SUPPLIED MATERIAL:

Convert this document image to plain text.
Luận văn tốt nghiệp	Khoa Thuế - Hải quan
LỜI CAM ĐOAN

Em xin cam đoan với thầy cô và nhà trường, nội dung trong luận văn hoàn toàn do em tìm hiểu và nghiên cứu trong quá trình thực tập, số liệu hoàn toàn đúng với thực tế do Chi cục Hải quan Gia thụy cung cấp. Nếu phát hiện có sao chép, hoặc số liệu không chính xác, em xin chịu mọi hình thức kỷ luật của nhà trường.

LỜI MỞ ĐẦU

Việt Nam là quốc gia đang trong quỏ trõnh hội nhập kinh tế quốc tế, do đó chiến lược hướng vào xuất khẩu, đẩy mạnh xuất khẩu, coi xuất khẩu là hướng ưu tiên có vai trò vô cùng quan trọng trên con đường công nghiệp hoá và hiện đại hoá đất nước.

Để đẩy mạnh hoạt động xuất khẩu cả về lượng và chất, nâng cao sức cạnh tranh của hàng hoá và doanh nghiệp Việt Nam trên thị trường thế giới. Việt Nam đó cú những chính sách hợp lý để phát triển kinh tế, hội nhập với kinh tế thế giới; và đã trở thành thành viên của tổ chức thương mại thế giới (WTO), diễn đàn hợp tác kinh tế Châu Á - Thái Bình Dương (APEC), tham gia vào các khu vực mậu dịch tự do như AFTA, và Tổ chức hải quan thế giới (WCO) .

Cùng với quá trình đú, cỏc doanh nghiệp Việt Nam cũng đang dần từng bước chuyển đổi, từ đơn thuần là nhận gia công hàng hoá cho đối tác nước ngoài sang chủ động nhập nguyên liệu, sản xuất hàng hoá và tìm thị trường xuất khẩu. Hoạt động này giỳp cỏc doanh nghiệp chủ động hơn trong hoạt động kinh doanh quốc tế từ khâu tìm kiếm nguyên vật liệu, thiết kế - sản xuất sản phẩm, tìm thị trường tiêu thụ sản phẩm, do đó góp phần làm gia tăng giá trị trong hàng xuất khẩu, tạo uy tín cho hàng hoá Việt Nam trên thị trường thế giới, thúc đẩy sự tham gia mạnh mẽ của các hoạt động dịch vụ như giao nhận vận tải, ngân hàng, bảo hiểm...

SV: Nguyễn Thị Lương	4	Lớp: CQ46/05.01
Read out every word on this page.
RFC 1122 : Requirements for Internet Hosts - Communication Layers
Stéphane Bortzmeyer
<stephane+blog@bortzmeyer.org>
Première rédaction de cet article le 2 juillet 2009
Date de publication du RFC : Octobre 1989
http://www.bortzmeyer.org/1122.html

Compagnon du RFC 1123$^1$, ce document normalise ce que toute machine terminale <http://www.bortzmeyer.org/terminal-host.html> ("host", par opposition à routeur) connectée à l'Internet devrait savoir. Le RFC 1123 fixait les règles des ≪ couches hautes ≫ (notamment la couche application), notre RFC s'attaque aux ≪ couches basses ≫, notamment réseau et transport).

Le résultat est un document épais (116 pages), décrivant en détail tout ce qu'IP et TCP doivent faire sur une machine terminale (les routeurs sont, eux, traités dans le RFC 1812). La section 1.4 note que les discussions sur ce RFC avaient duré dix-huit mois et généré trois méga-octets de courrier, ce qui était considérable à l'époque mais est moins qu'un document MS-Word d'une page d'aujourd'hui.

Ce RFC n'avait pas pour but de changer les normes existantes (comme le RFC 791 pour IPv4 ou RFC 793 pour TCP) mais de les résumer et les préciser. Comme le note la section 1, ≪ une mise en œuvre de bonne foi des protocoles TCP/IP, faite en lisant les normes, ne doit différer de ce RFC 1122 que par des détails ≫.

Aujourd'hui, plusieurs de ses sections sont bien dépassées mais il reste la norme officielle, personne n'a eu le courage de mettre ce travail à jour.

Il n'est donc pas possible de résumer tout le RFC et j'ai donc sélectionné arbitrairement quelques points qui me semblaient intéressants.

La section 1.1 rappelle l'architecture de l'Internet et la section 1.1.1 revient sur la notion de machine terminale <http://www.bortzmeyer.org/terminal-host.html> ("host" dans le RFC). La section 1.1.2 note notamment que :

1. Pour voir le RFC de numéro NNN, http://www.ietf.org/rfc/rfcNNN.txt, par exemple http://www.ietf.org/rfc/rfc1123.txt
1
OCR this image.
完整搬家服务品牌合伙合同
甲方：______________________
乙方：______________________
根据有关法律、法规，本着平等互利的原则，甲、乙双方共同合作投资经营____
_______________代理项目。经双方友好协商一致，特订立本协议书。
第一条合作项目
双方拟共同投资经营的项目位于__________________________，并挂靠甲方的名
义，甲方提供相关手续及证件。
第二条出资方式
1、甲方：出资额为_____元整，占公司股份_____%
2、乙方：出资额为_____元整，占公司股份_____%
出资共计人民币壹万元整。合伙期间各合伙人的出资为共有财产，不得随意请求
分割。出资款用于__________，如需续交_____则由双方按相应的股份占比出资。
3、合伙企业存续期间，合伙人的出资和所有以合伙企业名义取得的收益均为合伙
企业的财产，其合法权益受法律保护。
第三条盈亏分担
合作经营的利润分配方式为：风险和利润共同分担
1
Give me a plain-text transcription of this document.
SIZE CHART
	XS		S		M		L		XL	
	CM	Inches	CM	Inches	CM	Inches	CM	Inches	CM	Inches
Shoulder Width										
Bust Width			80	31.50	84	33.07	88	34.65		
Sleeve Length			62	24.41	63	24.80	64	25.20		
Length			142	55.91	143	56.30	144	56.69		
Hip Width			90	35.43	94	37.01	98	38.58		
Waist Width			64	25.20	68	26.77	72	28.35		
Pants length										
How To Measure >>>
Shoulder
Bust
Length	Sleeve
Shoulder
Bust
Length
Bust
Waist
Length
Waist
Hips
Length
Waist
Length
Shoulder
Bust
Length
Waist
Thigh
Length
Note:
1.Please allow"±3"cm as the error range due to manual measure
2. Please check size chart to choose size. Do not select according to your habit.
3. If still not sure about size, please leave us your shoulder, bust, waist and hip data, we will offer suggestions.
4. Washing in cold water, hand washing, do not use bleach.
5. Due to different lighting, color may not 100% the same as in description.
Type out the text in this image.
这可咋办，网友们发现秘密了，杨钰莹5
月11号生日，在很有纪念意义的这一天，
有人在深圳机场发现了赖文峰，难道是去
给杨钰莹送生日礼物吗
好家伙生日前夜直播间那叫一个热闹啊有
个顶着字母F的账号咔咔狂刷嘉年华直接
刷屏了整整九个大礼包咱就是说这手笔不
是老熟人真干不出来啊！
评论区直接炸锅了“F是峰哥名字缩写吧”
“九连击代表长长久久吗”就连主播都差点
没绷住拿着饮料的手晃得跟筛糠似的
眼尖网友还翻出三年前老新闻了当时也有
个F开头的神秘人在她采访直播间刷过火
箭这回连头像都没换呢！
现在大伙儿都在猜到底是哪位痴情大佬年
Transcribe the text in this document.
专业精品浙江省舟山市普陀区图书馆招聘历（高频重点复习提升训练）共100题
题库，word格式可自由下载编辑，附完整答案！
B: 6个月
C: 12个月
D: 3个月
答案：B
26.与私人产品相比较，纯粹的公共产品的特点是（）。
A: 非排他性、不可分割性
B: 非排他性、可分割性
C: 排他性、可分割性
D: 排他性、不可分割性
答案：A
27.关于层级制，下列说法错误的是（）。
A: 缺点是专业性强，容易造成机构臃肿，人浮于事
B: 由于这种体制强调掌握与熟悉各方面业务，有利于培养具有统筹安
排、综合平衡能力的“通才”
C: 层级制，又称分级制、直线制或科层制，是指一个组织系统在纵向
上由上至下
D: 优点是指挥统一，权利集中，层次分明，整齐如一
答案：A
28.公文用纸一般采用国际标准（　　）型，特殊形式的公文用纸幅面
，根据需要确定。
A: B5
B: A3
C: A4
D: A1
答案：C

SET EXERCISE:
Identify each line in the records above containing the word "Width"; copy those lines.

FULL ANSWER:
Shoulder Width										
Bust Width			80	31.50	84	33.07	88	34.65		
Hip Width			90	35.43	94	37.01	98	38.58		
Waist Width			64	25.20	68	26.77	72	28.35		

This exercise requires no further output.